[Work required]
Please report every line from the material that contains the word "your".

[Given data]
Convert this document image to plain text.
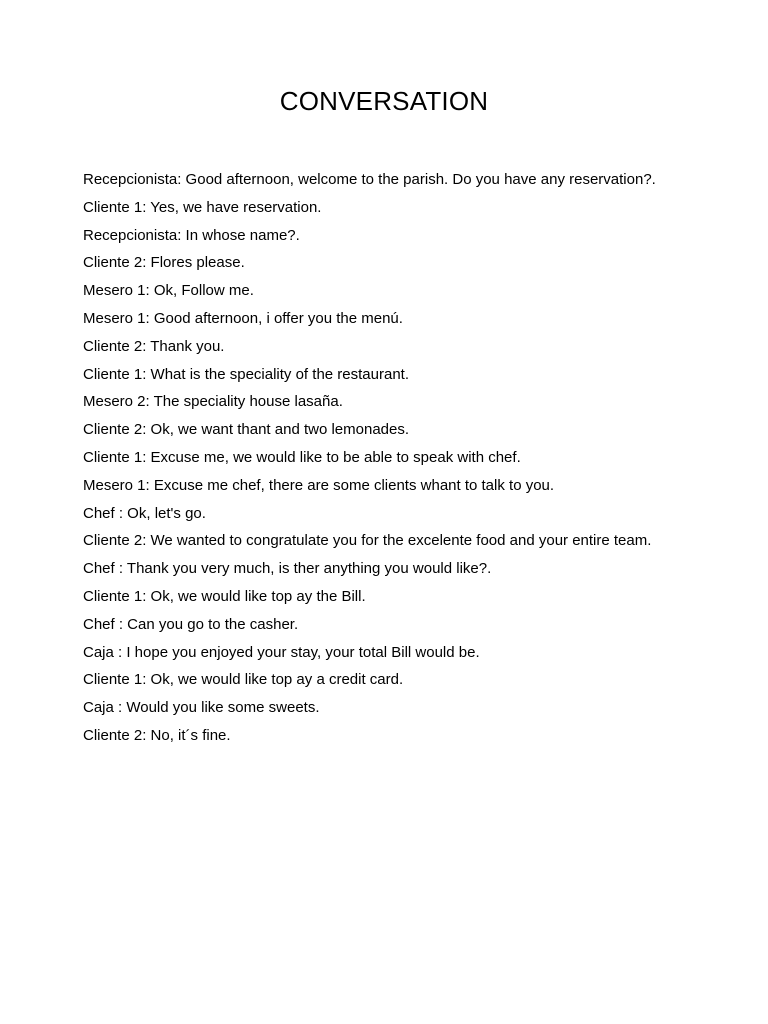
CONVERSATION
Recepcionista: Good afternoon, welcome to the parish. Do you have any reservation?.
Cliente 1: Yes, we have reservation.
Recepcionista: In whose name?.
Cliente 2: Flores please.
Mesero 1: Ok, Follow me.
Mesero 1: Good afternoon, i offer you the menú.
Cliente 2: Thank you.
Cliente 1: What is the speciality of the restaurant.
Mesero 2: The speciality house lasaña.
Cliente 2: Ok, we want thant and two lemonades.
Cliente 1: Excuse me, we would like to be able to speak with chef.
Mesero 1: Excuse me chef, there are some clients whant to talk to you.
Chef : Ok, let's go.
Cliente 2: We wanted to congratulate you for the excelente food and your entire team.
Chef : Thank you very much, is ther anything you would like?.
Cliente 1: Ok, we would like top ay the Bill.
Chef : Can you go to the casher.
Caja : I hope you enjoyed your stay, your total Bill would be.
Cliente 1: Ok, we would like top ay a credit card.
Caja : Would you like some sweets.
Cliente 2: No, it´s fine.
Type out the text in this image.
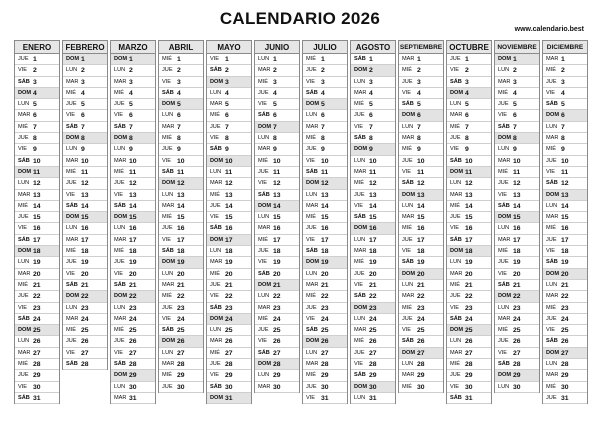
CALENDARIO 2026
www.calendario.best
ENERO
JUE 1
VIE 2
SÁB 3
DOM 4
LUN 5
MAR 6
MIÉ 7
JUE 8
VIE 9
SÁB 10
DOM 11
LUN 12
MAR 13
MIÉ 14
JUE 15
VIE 16
SÁB 17
DOM 18
LUN 19
MAR 20
MIÉ 21
JUE 22
VIE 23
SÁB 24
DOM 25
LUN 26
MAR 27
MIÉ 28
JUE 29
VIE 30
SÁB 31
FEBRERO
DOM 1
LUN 2
MAR 3
MIÉ 4
JUE 5
VIE 6
SÁB 7
DOM 8
LUN 9
MAR 10
MIÉ 11
JUE 12
VIE 13
SÁB 14
DOM 15
LUN 16
MAR 17
MIÉ 18
JUE 19
VIE 20
SÁB 21
DOM 22
LUN 23
MAR 24
MIÉ 25
JUE 26
VIE 27
SÁB 28
MARZO
DOM 1
LUN 2
MAR 3
MIÉ 4
JUE 5
VIE 6
SÁB 7
DOM 8
LUN 9
MAR 10
MIÉ 11
JUE 12
VIE 13
SÁB 14
DOM 15
LUN 16
MAR 17
MIÉ 18
JUE 19
VIE 20
SÁB 21
DOM 22
LUN 23
MAR 24
MIÉ 25
JUE 26
VIE 27
SÁB 28
DOM 29
LUN 30
MAR 31
ABRIL
MIÉ 1
JUE 2
VIE 3
SÁB 4
DOM 5
LUN 6
MAR 7
MIÉ 8
JUE 9
VIE 10
SÁB 11
DOM 12
LUN 13
MAR 14
MIÉ 15
JUE 16
VIE 17
SÁB 18
DOM 19
LUN 20
MAR 21
MIÉ 22
JUE 23
VIE 24
SÁB 25
DOM 26
LUN 27
MAR 28
MIÉ 29
JUE 30
MAYO
VIE 1
SÁB 2
DOM 3
LUN 4
MAR 5
MIÉ 6
JUE 7
VIE 8
SÁB 9
DOM 10
LUN 11
MAR 12
MIÉ 13
JUE 14
VIE 15
SÁB 16
DOM 17
LUN 18
MAR 19
MIÉ 20
JUE 21
VIE 22
SÁB 23
DOM 24
LUN 25
MAR 26
MIÉ 27
JUE 28
VIE 29
SÁB 30
DOM 31
JUNIO
LUN 1
MAR 2
MIÉ 3
JUE 4
VIE 5
SÁB 6
DOM 7
LUN 8
MAR 9
MIÉ 10
JUE 11
VIE 12
SÁB 13
DOM 14
LUN 15
MAR 16
MIÉ 17
JUE 18
VIE 19
SÁB 20
DOM 21
LUN 22
MAR 23
MIÉ 24
JUE 25
VIE 26
SÁB 27
DOM 28
LUN 29
MAR 30
JULIO
MIÉ 1
JUE 2
VIE 3
SÁB 4
DOM 5
LUN 6
MAR 7
MIÉ 8
JUE 9
VIE 10
SÁB 11
DOM 12
LUN 13
MAR 14
MIÉ 15
JUE 16
VIE 17
SÁB 18
DOM 19
LUN 20
MAR 21
MIÉ 22
JUE 23
VIE 24
SÁB 25
DOM 26
LUN 27
MAR 28
MIÉ 29
JUE 30
VIE 31
AGOSTO
SÁB 1
DOM 2
LUN 3
MAR 4
MIÉ 5
JUE 6
VIE 7
SÁB 8
DOM 9
LUN 10
MAR 11
MIÉ 12
JUE 13
VIE 14
SÁB 15
DOM 16
LUN 17
MAR 18
MIÉ 19
JUE 20
VIE 21
SÁB 22
DOM 23
LUN 24
MAR 25
MIÉ 26
JUE 27
VIE 28
SÁB 29
DOM 30
LUN 31
SEPTIEMBRE
MAR 1
MIÉ 2
JUE 3
VIE 4
SÁB 5
DOM 6
LUN 7
MAR 8
MIÉ 9
JUE 10
VIE 11
SÁB 12
DOM 13
LUN 14
MAR 15
MIÉ 16
JUE 17
VIE 18
SÁB 19
DOM 20
LUN 21
MAR 22
MIÉ 23
JUE 24
VIE 25
SÁB 26
DOM 27
LUN 28
MAR 29
MIÉ 30
OCTUBRE
JUE 1
VIE 2
SÁB 3
DOM 4
LUN 5
MAR 6
MIÉ 7
JUE 8
VIE 9
SÁB 10
DOM 11
LUN 12
MAR 13
MIÉ 14
JUE 15
VIE 16
SÁB 17
DOM 18
LUN 19
MAR 20
MIÉ 21
JUE 22
VIE 23
SÁB 24
DOM 25
LUN 26
MAR 27
MIÉ 28
JUE 29
VIE 30
SÁB 31
NOVIEMBRE
DOM 1
LUN 2
MAR 3
MIÉ 4
JUE 5
VIE 6
SÁB 7
DOM 8
LUN 9
MAR 10
MIÉ 11
JUE 12
VIE 13
SÁB 14
DOM 15
LUN 16
MAR 17
MIÉ 18
JUE 19
VIE 20
SÁB 21
DOM 22
LUN 23
MAR 24
MIÉ 25
JUE 26
VIE 27
SÁB 28
DOM 29
LUN 30
DICIEMBRE
MAR 1
MIÉ 2
JUE 3
VIE 4
SÁB 5
DOM 6
LUN 7
MAR 8
MIÉ 9
JUE 10
VIE 11
SÁB 12
DOM 13
LUN 14
MAR 15
MIÉ 16
JUE 17
VIE 18
SÁB 19
DOM 20
LUN 21
MAR 22
MIÉ 23
JUE 24
VIE 25
SÁB 26
DOM 27
LUN 28
MAR 29
MIÉ 30
JUE 31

[Output of the task]
Cliente 2: We wanted to congratulate you for the excelente food and your entire team.
Caja : I hope you enjoyed your stay, your total Bill would be.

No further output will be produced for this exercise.